** start of TASK MATERIAL **
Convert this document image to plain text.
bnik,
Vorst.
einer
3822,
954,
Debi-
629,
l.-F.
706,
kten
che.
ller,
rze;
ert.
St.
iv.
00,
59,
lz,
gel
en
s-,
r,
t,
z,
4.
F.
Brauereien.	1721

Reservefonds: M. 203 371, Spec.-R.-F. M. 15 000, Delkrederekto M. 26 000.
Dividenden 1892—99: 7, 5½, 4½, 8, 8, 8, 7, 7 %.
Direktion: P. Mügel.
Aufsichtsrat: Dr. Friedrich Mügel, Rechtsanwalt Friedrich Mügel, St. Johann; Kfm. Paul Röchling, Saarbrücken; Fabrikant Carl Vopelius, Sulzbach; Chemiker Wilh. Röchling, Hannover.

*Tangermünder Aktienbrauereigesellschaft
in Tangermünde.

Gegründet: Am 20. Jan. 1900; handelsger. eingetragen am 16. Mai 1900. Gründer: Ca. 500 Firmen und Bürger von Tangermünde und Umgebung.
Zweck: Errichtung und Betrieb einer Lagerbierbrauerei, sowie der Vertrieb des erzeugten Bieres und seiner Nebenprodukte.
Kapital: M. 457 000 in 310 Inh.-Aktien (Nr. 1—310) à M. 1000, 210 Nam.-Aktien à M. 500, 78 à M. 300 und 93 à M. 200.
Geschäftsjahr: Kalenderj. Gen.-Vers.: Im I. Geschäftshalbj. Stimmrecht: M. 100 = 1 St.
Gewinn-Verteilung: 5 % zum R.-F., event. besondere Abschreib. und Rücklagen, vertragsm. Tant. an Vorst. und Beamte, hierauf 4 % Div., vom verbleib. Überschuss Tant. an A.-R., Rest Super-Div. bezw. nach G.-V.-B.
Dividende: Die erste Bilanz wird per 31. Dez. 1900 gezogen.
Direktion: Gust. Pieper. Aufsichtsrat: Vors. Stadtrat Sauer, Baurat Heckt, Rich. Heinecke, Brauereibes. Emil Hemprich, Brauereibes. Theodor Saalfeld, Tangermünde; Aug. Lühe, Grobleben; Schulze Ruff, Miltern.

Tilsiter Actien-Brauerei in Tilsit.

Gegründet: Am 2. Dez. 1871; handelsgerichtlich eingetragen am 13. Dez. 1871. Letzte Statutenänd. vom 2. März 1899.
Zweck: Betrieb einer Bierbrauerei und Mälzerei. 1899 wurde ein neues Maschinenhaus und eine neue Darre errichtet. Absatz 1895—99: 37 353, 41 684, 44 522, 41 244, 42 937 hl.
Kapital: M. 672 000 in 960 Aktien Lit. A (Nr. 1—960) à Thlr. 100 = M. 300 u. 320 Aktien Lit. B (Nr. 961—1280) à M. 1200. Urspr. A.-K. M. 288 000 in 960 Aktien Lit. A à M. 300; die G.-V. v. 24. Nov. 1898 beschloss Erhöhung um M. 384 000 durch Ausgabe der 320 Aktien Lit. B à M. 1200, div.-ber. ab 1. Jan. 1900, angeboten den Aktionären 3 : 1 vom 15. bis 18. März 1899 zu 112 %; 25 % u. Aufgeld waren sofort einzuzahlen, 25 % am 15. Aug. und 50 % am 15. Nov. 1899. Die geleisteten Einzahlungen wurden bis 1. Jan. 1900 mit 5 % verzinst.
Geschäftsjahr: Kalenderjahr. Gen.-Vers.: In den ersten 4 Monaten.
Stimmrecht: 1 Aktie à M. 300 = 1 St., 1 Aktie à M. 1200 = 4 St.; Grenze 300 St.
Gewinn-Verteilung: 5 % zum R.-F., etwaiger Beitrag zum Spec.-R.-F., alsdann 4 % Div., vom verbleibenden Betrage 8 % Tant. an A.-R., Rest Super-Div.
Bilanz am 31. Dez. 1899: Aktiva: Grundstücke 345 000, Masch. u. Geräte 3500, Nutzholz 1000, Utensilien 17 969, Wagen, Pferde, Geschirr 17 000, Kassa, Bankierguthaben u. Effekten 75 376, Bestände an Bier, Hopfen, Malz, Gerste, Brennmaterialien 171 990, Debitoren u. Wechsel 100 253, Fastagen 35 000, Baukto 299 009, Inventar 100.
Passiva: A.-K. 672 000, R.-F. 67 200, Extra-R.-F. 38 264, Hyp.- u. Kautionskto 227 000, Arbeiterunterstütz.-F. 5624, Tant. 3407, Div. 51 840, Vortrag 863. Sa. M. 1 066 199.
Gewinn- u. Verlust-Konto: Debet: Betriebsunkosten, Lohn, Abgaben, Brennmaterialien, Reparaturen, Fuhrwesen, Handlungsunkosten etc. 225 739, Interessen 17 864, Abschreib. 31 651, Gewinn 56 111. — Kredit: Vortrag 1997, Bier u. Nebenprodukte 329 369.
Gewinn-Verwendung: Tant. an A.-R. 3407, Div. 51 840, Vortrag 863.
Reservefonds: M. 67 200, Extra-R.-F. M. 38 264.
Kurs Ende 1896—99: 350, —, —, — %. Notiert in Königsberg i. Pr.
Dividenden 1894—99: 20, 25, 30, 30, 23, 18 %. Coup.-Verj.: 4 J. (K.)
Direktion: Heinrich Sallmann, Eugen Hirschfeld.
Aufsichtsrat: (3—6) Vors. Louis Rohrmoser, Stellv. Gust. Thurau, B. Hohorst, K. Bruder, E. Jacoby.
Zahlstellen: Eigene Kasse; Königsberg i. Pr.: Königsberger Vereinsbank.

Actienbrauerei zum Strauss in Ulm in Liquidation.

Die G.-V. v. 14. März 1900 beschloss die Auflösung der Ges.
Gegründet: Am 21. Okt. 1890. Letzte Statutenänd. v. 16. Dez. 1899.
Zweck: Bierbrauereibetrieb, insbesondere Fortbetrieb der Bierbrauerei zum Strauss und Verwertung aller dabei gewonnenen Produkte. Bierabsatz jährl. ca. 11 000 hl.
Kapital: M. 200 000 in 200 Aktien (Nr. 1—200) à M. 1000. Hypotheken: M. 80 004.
** end of TASK MATERIAL **
Restate the whole listing exactly.

Convert this document image to plain text.
bnik,
Vorst.
einer
3822,
954,
Debi-
629,
l.-F.
706,
kten
che.
ller,
rze;
ert.
St.
iv.
00,
59,
lz,
gel
en
s-,
r,
t,
z,
4.
F.
Brauereien.	1721

Reservefonds: M. 203 371, Spec.-R.-F. M. 15 000, Delkrederekto M. 26 000.
Dividenden 1892—99: 7, 5½, 4½, 8, 8, 8, 7, 7 %.
Direktion: P. Mügel.
Aufsichtsrat: Dr. Friedrich Mügel, Rechtsanwalt Friedrich Mügel, St. Johann; Kfm. Paul Röchling, Saarbrücken; Fabrikant Carl Vopelius, Sulzbach; Chemiker Wilh. Röchling, Hannover.

*Tangermünder Aktienbrauereigesellschaft
in Tangermünde.

Gegründet: Am 20. Jan. 1900; handelsger. eingetragen am 16. Mai 1900. Gründer: Ca. 500 Firmen und Bürger von Tangermünde und Umgebung.
Zweck: Errichtung und Betrieb einer Lagerbierbrauerei, sowie der Vertrieb des erzeugten Bieres und seiner Nebenprodukte.
Kapital: M. 457 000 in 310 Inh.-Aktien (Nr. 1—310) à M. 1000, 210 Nam.-Aktien à M. 500, 78 à M. 300 und 93 à M. 200.
Geschäftsjahr: Kalenderj. Gen.-Vers.: Im I. Geschäftshalbj. Stimmrecht: M. 100 = 1 St.
Gewinn-Verteilung: 5 % zum R.-F., event. besondere Abschreib. und Rücklagen, vertragsm. Tant. an Vorst. und Beamte, hierauf 4 % Div., vom verbleib. Überschuss Tant. an A.-R., Rest Super-Div. bezw. nach G.-V.-B.
Dividende: Die erste Bilanz wird per 31. Dez. 1900 gezogen.
Direktion: Gust. Pieper. Aufsichtsrat: Vors. Stadtrat Sauer, Baurat Heckt, Rich. Heinecke, Brauereibes. Emil Hemprich, Brauereibes. Theodor Saalfeld, Tangermünde; Aug. Lühe, Grobleben; Schulze Ruff, Miltern.

Tilsiter Actien-Brauerei in Tilsit.

Gegründet: Am 2. Dez. 1871; handelsgerichtlich eingetragen am 13. Dez. 1871. Letzte Statutenänd. vom 2. März 1899.
Zweck: Betrieb einer Bierbrauerei und Mälzerei. 1899 wurde ein neues Maschinenhaus und eine neue Darre errichtet. Absatz 1895—99: 37 353, 41 684, 44 522, 41 244, 42 937 hl.
Kapital: M. 672 000 in 960 Aktien Lit. A (Nr. 1—960) à Thlr. 100 = M. 300 u. 320 Aktien Lit. B (Nr. 961—1280) à M. 1200. Urspr. A.-K. M. 288 000 in 960 Aktien Lit. A à M. 300; die G.-V. v. 24. Nov. 1898 beschloss Erhöhung um M. 384 000 durch Ausgabe der 320 Aktien Lit. B à M. 1200, div.-ber. ab 1. Jan. 1900, angeboten den Aktionären 3 : 1 vom 15. bis 18. März 1899 zu 112 %; 25 % u. Aufgeld waren sofort einzuzahlen, 25 % am 15. Aug. und 50 % am 15. Nov. 1899. Die geleisteten Einzahlungen wurden bis 1. Jan. 1900 mit 5 % verzinst.
Geschäftsjahr: Kalenderjahr. Gen.-Vers.: In den ersten 4 Monaten.
Stimmrecht: 1 Aktie à M. 300 = 1 St., 1 Aktie à M. 1200 = 4 St.; Grenze 300 St.
Gewinn-Verteilung: 5 % zum R.-F., etwaiger Beitrag zum Spec.-R.-F., alsdann 4 % Div., vom verbleibenden Betrage 8 % Tant. an A.-R., Rest Super-Div.
Bilanz am 31. Dez. 1899: Aktiva: Grundstücke 345 000, Masch. u. Geräte 3500, Nutzholz 1000, Utensilien 17 969, Wagen, Pferde, Geschirr 17 000, Kassa, Bankierguthaben u. Effekten 75 376, Bestände an Bier, Hopfen, Malz, Gerste, Brennmaterialien 171 990, Debitoren u. Wechsel 100 253, Fastagen 35 000, Baukto 299 009, Inventar 100.
Passiva: A.-K. 672 000, R.-F. 67 200, Extra-R.-F. 38 264, Hyp.- u. Kautionskto 227 000, Arbeiterunterstütz.-F. 5624, Tant. 3407, Div. 51 840, Vortrag 863. Sa. M. 1 066 199.
Gewinn- u. Verlust-Konto: Debet: Betriebsunkosten, Lohn, Abgaben, Brennmaterialien, Reparaturen, Fuhrwesen, Handlungsunkosten etc. 225 739, Interessen 17 864, Abschreib. 31 651, Gewinn 56 111. — Kredit: Vortrag 1997, Bier u. Nebenprodukte 329 369.
Gewinn-Verwendung: Tant. an A.-R. 3407, Div. 51 840, Vortrag 863.
Reservefonds: M. 67 200, Extra-R.-F. M. 38 264.
Kurs Ende 1896—99: 350, —, —, — %. Notiert in Königsberg i. Pr.
Dividenden 1894—99: 20, 25, 30, 30, 23, 18 %. Coup.-Verj.: 4 J. (K.)
Direktion: Heinrich Sallmann, Eugen Hirschfeld.
Aufsichtsrat: (3—6) Vors. Louis Rohrmoser, Stellv. Gust. Thurau, B. Hohorst, K. Bruder, E. Jacoby.
Zahlstellen: Eigene Kasse; Königsberg i. Pr.: Königsberger Vereinsbank.

Actienbrauerei zum Strauss in Ulm in Liquidation.

Die G.-V. v. 14. März 1900 beschloss die Auflösung der Ges.
Gegründet: Am 21. Okt. 1890. Letzte Statutenänd. v. 16. Dez. 1899.
Zweck: Bierbrauereibetrieb, insbesondere Fortbetrieb der Bierbrauerei zum Strauss und Verwertung aller dabei gewonnenen Produkte. Bierabsatz jährl. ca. 11 000 hl.
Kapital: M. 200 000 in 200 Aktien (Nr. 1—200) à M. 1000. Hypotheken: M. 80 004.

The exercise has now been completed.